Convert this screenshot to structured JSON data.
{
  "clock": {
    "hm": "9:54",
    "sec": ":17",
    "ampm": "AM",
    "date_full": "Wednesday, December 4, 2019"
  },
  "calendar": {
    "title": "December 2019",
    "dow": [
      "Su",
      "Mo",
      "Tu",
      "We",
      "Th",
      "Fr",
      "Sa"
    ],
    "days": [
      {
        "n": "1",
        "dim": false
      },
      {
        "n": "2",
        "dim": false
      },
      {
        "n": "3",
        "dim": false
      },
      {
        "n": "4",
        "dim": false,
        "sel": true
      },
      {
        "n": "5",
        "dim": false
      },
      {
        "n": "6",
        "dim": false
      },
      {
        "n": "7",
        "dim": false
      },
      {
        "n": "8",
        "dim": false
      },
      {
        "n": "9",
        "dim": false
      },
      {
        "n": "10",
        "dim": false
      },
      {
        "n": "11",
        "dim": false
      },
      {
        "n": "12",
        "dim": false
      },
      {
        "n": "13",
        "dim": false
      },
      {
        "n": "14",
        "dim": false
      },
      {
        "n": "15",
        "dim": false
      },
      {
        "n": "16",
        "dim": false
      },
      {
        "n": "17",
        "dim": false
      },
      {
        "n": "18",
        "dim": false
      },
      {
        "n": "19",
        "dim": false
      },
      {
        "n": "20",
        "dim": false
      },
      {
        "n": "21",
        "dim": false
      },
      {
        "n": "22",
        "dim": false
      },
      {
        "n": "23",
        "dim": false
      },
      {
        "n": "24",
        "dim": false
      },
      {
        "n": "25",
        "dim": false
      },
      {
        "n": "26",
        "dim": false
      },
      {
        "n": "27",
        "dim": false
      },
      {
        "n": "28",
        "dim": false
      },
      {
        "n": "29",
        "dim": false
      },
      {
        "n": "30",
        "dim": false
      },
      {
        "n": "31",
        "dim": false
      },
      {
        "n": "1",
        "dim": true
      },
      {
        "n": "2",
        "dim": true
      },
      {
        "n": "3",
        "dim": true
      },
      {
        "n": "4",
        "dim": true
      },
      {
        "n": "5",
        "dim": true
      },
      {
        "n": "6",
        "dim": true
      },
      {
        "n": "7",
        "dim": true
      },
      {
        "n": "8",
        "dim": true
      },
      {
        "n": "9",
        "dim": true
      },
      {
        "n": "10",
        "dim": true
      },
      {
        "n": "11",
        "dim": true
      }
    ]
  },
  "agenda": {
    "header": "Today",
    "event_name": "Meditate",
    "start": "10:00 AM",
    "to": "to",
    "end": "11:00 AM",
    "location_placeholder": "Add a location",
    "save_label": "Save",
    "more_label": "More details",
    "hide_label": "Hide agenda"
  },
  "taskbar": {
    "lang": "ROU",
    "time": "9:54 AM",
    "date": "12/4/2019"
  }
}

**Task instructions:** Take every line that includes the string "December" and copy it.

**Full response:**
    "date_full": "Wednesday, December 4, 2019"
    "title": "December 2019",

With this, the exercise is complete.